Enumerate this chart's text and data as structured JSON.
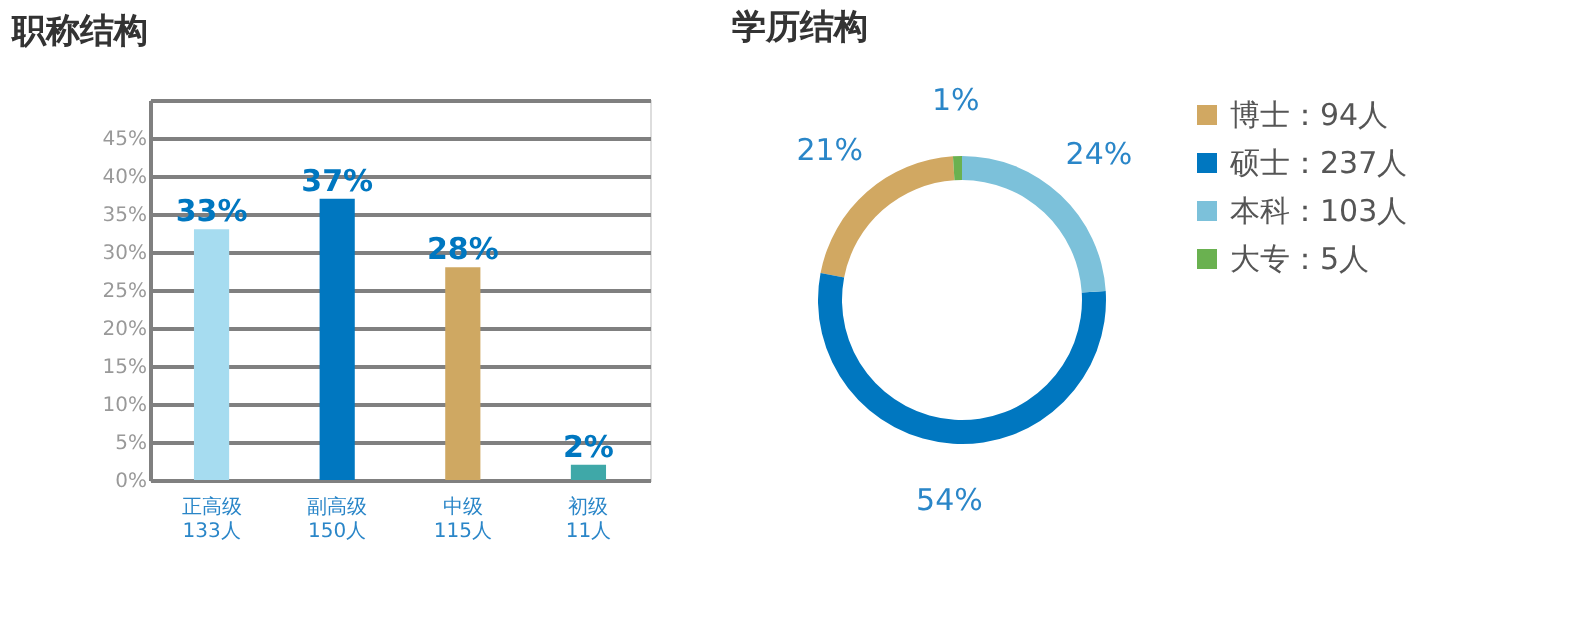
{
  "chart_data": [
    {
      "type": "bar",
      "title": "职称结构",
      "categories": [
        "正高级\n133人",
        "副高级\n150人",
        "中级\n115人",
        "初级\n11人"
      ],
      "values": [
        33,
        37,
        28,
        2
      ],
      "colors": [
        "#a6dcf0",
        "#0077c0",
        "#cfa862",
        "#3fa8a8"
      ],
      "value_labels": [
        "33%",
        "37%",
        "28%",
        "2%"
      ],
      "ylim": [
        0,
        50
      ],
      "yticks": [
        {
          "value": 0,
          "label": "0%"
        },
        {
          "value": 5,
          "label": "5%"
        },
        {
          "value": 10,
          "label": "10%"
        },
        {
          "value": 15,
          "label": "15%"
        },
        {
          "value": 20,
          "label": "20%"
        },
        {
          "value": 25,
          "label": "25%"
        },
        {
          "value": 30,
          "label": "30%"
        },
        {
          "value": 35,
          "label": "35%"
        },
        {
          "value": 40,
          "label": "40%"
        },
        {
          "value": 45,
          "label": "45%"
        },
        {
          "value": 50,
          "label": null
        }
      ],
      "grid": "y"
    },
    {
      "type": "donut",
      "title": "学历结构",
      "categories": [
        "博士：94人",
        "硕士：237人",
        "本科：103人",
        "大专：5人"
      ],
      "values": [
        21,
        54,
        24,
        1
      ],
      "colors": [
        "#d1a862",
        "#0077c0",
        "#7cc1da",
        "#6ab150"
      ],
      "value_labels": [
        "21%",
        "54%",
        "24%",
        "1%"
      ],
      "legend": "right"
    }
  ]
}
==================================================
_STATED PROBLEM_.
Copy every entry exactly as written. Pictures are excluded.

_TASK RESPONSE_.
Enumerate this chart's text and data as structured JSON.
{
  "chart_data": [
    {
      "type": "bar",
      "title": "职称结构",
      "categories": [
        "正高级\n133人",
        "副高级\n150人",
        "中级\n115人",
        "初级\n11人"
      ],
      "values": [
        33,
        37,
        28,
        2
      ],
      "colors": [
        "#a6dcf0",
        "#0077c0",
        "#cfa862",
        "#3fa8a8"
      ],
      "value_labels": [
        "33%",
        "37%",
        "28%",
        "2%"
      ],
      "ylim": [
        0,
        50
      ],
      "yticks": [
        {
          "value": 0,
          "label": "0%"
        },
        {
          "value": 5,
          "label": "5%"
        },
        {
          "value": 10,
          "label": "10%"
        },
        {
          "value": 15,
          "label": "15%"
        },
        {
          "value": 20,
          "label": "20%"
        },
        {
          "value": 25,
          "label": "25%"
        },
        {
          "value": 30,
          "label": "30%"
        },
        {
          "value": 35,
          "label": "35%"
        },
        {
          "value": 40,
          "label": "40%"
        },
        {
          "value": 45,
          "label": "45%"
        },
        {
          "value": 50,
          "label": null
        }
      ],
      "grid": "y"
    },
    {
      "type": "donut",
      "title": "学历结构",
      "categories": [
        "博士：94人",
        "硕士：237人",
        "本科：103人",
        "大专：5人"
      ],
      "values": [
        21,
        54,
        24,
        1
      ],
      "colors": [
        "#d1a862",
        "#0077c0",
        "#7cc1da",
        "#6ab150"
      ],
      "value_labels": [
        "21%",
        "54%",
        "24%",
        "1%"
      ],
      "legend": "right"
    }
  ]
}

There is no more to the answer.